** YOUR GOAL **
The records below must be transcribed exactly. Do not include the pictures.

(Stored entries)
******************************
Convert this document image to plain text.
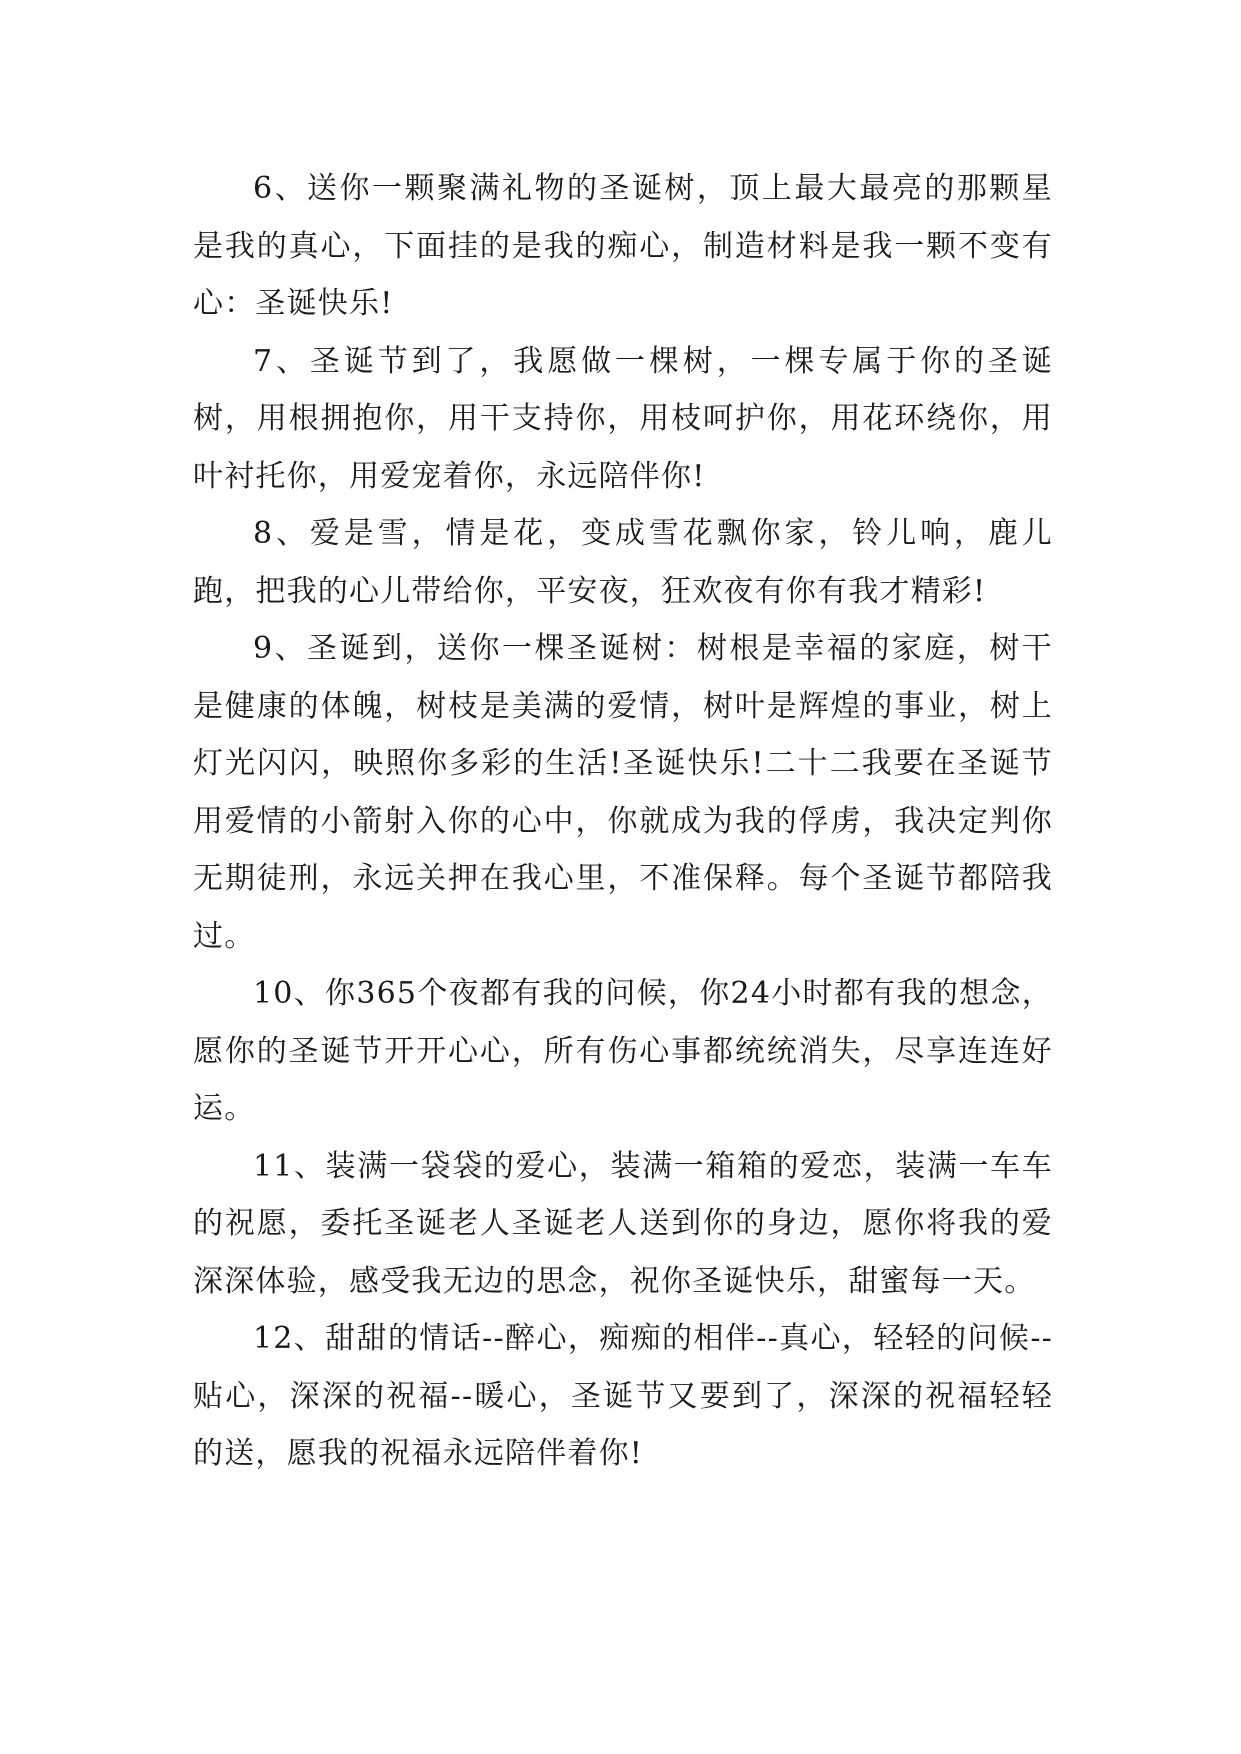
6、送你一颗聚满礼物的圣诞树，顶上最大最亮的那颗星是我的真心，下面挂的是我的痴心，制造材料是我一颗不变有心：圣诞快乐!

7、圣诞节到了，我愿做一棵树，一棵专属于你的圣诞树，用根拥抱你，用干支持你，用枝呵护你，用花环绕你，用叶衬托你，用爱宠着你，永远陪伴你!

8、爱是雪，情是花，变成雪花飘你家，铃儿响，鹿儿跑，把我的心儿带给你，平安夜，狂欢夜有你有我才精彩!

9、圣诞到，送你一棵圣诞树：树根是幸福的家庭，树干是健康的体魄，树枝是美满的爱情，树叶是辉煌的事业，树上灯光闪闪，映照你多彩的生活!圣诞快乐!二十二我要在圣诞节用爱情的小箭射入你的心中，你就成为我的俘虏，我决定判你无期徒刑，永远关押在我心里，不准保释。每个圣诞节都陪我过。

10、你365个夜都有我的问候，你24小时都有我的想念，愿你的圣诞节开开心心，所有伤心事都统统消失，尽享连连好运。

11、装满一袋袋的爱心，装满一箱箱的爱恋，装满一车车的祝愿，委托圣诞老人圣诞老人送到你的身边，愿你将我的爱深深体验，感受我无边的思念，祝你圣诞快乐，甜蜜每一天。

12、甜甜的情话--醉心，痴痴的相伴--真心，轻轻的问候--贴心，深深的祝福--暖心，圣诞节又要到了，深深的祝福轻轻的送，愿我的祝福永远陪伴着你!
******************************
** FULL SOLUTION **
Convert this document image to plain text.
6、送你一颗聚满礼物的圣诞树，顶上最大最亮的那颗星是我的真心，下面挂的是我的痴心，制造材料是我一颗不变有心：圣诞快乐!

7、圣诞节到了，我愿做一棵树，一棵专属于你的圣诞树，用根拥抱你，用干支持你，用枝呵护你，用花环绕你，用叶衬托你，用爱宠着你，永远陪伴你!

8、爱是雪，情是花，变成雪花飘你家，铃儿响，鹿儿跑，把我的心儿带给你，平安夜，狂欢夜有你有我才精彩!

9、圣诞到，送你一棵圣诞树：树根是幸福的家庭，树干是健康的体魄，树枝是美满的爱情，树叶是辉煌的事业，树上灯光闪闪，映照你多彩的生活!圣诞快乐!二十二我要在圣诞节用爱情的小箭射入你的心中，你就成为我的俘虏，我决定判你无期徒刑，永远关押在我心里，不准保释。每个圣诞节都陪我过。

10、你365个夜都有我的问候，你24小时都有我的想念，愿你的圣诞节开开心心，所有伤心事都统统消失，尽享连连好运。

11、装满一袋袋的爱心，装满一箱箱的爱恋，装满一车车的祝愿，委托圣诞老人圣诞老人送到你的身边，愿你将我的爱深深体验，感受我无边的思念，祝你圣诞快乐，甜蜜每一天。

12、甜甜的情话--醉心，痴痴的相伴--真心，轻轻的问候--贴心，深深的祝福--暖心，圣诞节又要到了，深深的祝福轻轻的送，愿我的祝福永远陪伴着你!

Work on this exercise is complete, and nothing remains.